__TASK DIRECTIONS__
Across the material below, how many lines contain the word "this"? Give only the number.
---
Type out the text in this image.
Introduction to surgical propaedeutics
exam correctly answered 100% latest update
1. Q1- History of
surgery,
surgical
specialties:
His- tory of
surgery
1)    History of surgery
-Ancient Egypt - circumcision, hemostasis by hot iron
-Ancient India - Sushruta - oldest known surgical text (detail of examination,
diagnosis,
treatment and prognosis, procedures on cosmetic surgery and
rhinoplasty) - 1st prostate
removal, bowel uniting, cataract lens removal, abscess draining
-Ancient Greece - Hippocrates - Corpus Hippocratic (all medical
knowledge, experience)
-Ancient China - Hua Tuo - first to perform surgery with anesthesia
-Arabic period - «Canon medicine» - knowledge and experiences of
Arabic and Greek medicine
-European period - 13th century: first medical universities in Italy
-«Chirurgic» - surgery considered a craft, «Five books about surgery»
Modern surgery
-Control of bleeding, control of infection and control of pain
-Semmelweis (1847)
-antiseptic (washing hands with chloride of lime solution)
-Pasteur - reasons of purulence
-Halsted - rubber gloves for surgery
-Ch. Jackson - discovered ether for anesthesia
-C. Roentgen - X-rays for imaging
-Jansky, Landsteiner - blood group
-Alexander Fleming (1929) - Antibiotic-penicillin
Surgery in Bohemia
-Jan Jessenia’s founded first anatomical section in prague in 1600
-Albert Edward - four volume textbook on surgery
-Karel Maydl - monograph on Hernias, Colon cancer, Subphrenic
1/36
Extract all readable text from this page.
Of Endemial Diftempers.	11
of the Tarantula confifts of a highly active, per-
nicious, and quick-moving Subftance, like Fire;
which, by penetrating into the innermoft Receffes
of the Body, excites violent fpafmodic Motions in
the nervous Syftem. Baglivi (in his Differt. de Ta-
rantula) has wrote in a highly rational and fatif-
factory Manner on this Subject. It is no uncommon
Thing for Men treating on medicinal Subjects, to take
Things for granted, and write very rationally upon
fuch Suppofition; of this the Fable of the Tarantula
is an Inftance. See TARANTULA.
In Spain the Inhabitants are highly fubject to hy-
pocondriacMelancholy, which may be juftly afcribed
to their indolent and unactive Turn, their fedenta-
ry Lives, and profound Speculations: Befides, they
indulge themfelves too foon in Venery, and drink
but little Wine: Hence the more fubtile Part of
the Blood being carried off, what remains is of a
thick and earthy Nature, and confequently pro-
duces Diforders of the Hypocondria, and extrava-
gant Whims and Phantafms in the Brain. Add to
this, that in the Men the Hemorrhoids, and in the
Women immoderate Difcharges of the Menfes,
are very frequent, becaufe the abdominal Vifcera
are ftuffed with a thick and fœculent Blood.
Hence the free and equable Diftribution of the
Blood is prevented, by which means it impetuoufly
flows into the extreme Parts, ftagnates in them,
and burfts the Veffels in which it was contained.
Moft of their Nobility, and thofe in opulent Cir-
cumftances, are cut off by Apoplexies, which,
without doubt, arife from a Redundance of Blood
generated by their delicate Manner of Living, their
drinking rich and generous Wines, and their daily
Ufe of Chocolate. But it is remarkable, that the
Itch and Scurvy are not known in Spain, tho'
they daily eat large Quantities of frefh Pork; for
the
---
__RESULT__
5